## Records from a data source

----------------------------------------

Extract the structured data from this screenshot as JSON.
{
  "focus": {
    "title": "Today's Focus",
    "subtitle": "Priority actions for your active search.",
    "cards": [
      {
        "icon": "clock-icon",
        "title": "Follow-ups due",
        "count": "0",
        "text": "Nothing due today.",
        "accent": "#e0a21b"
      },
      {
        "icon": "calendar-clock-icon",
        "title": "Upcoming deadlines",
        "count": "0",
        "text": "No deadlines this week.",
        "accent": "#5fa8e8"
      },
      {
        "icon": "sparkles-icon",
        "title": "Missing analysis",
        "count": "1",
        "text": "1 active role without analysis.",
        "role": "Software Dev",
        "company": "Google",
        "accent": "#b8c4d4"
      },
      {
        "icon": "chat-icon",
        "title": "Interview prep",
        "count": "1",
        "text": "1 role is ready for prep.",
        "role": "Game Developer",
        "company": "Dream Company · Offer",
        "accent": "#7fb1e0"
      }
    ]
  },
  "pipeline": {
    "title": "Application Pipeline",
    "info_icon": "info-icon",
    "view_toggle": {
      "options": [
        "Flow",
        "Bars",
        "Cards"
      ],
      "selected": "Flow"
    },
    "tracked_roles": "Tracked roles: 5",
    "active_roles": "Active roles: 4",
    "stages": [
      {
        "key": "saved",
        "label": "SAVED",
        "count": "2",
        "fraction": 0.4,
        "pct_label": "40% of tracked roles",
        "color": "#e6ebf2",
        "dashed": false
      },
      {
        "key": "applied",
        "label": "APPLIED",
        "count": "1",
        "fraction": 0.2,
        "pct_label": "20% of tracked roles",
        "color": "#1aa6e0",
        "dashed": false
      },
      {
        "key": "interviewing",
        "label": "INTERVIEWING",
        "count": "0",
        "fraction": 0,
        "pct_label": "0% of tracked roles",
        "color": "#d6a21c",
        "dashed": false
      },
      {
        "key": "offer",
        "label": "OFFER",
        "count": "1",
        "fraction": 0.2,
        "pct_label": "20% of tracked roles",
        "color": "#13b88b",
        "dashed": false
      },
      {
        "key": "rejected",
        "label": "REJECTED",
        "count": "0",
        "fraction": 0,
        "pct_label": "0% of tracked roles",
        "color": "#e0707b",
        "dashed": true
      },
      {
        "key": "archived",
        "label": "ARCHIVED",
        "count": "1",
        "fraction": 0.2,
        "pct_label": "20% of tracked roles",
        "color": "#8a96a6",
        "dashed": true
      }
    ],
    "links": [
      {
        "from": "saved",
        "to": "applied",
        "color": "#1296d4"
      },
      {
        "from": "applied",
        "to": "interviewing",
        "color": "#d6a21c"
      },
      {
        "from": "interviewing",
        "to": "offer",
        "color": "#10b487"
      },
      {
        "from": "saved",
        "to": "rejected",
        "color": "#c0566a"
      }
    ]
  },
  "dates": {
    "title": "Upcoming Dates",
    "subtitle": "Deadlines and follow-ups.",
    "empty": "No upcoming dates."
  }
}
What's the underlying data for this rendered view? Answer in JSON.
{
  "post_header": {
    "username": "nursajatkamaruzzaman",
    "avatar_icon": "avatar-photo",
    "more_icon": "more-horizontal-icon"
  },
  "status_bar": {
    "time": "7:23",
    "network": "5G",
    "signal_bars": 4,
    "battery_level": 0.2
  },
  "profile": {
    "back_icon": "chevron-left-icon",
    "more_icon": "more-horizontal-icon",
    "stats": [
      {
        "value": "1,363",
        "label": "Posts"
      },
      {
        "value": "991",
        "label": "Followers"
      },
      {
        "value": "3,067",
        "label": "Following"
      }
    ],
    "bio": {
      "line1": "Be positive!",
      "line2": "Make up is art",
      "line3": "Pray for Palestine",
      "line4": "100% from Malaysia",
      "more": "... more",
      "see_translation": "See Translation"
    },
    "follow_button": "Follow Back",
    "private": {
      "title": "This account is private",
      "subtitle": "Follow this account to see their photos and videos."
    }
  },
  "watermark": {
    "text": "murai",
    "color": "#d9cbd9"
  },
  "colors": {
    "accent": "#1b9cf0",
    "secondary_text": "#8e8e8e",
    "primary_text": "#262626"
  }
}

----------------------------------------

## Instructions for the task
Type the material above out again, exactly.

## Output of the task
Extract the structured data from this screenshot as JSON.
{
  "focus": {
    "title": "Today's Focus",
    "subtitle": "Priority actions for your active search.",
    "cards": [
      {
        "icon": "clock-icon",
        "title": "Follow-ups due",
        "count": "0",
        "text": "Nothing due today.",
        "accent": "#e0a21b"
      },
      {
        "icon": "calendar-clock-icon",
        "title": "Upcoming deadlines",
        "count": "0",
        "text": "No deadlines this week.",
        "accent": "#5fa8e8"
      },
      {
        "icon": "sparkles-icon",
        "title": "Missing analysis",
        "count": "1",
        "text": "1 active role without analysis.",
        "role": "Software Dev",
        "company": "Google",
        "accent": "#b8c4d4"
      },
      {
        "icon": "chat-icon",
        "title": "Interview prep",
        "count": "1",
        "text": "1 role is ready for prep.",
        "role": "Game Developer",
        "company": "Dream Company · Offer",
        "accent": "#7fb1e0"
      }
    ]
  },
  "pipeline": {
    "title": "Application Pipeline",
    "info_icon": "info-icon",
    "view_toggle": {
      "options": [
        "Flow",
        "Bars",
        "Cards"
      ],
      "selected": "Flow"
    },
    "tracked_roles": "Tracked roles: 5",
    "active_roles": "Active roles: 4",
    "stages": [
      {
        "key": "saved",
        "label": "SAVED",
        "count": "2",
        "fraction": 0.4,
        "pct_label": "40% of tracked roles",
        "color": "#e6ebf2",
        "dashed": false
      },
      {
        "key": "applied",
        "label": "APPLIED",
        "count": "1",
        "fraction": 0.2,
        "pct_label": "20% of tracked roles",
        "color": "#1aa6e0",
        "dashed": false
      },
      {
        "key": "interviewing",
        "label": "INTERVIEWING",
        "count": "0",
        "fraction": 0,
        "pct_label": "0% of tracked roles",
        "color": "#d6a21c",
        "dashed": false
      },
      {
        "key": "offer",
        "label": "OFFER",
        "count": "1",
        "fraction": 0.2,
        "pct_label": "20% of tracked roles",
        "color": "#13b88b",
        "dashed": false
      },
      {
        "key": "rejected",
        "label": "REJECTED",
        "count": "0",
        "fraction": 0,
        "pct_label": "0% of tracked roles",
        "color": "#e0707b",
        "dashed": true
      },
      {
        "key": "archived",
        "label": "ARCHIVED",
        "count": "1",
        "fraction": 0.2,
        "pct_label": "20% of tracked roles",
        "color": "#8a96a6",
        "dashed": true
      }
    ],
    "links": [
      {
        "from": "saved",
        "to": "applied",
        "color": "#1296d4"
      },
      {
        "from": "applied",
        "to": "interviewing",
        "color": "#d6a21c"
      },
      {
        "from": "interviewing",
        "to": "offer",
        "color": "#10b487"
      },
      {
        "from": "saved",
        "to": "rejected",
        "color": "#c0566a"
      }
    ]
  },
  "dates": {
    "title": "Upcoming Dates",
    "subtitle": "Deadlines and follow-ups.",
    "empty": "No upcoming dates."
  }
}
What's the underlying data for this rendered view? Answer in JSON.
{
  "post_header": {
    "username": "nursajatkamaruzzaman",
    "avatar_icon": "avatar-photo",
    "more_icon": "more-horizontal-icon"
  },
  "status_bar": {
    "time": "7:23",
    "network": "5G",
    "signal_bars": 4,
    "battery_level": 0.2
  },
  "profile": {
    "back_icon": "chevron-left-icon",
    "more_icon": "more-horizontal-icon",
    "stats": [
      {
        "value": "1,363",
        "label": "Posts"
      },
      {
        "value": "991",
        "label": "Followers"
      },
      {
        "value": "3,067",
        "label": "Following"
      }
    ],
    "bio": {
      "line1": "Be positive!",
      "line2": "Make up is art",
      "line3": "Pray for Palestine",
      "line4": "100% from Malaysia",
      "more": "... more",
      "see_translation": "See Translation"
    },
    "follow_button": "Follow Back",
    "private": {
      "title": "This account is private",
      "subtitle": "Follow this account to see their photos and videos."
    }
  },
  "watermark": {
    "text": "murai",
    "color": "#d9cbd9"
  },
  "colors": {
    "accent": "#1b9cf0",
    "secondary_text": "#8e8e8e",
    "primary_text": "#262626"
  }
}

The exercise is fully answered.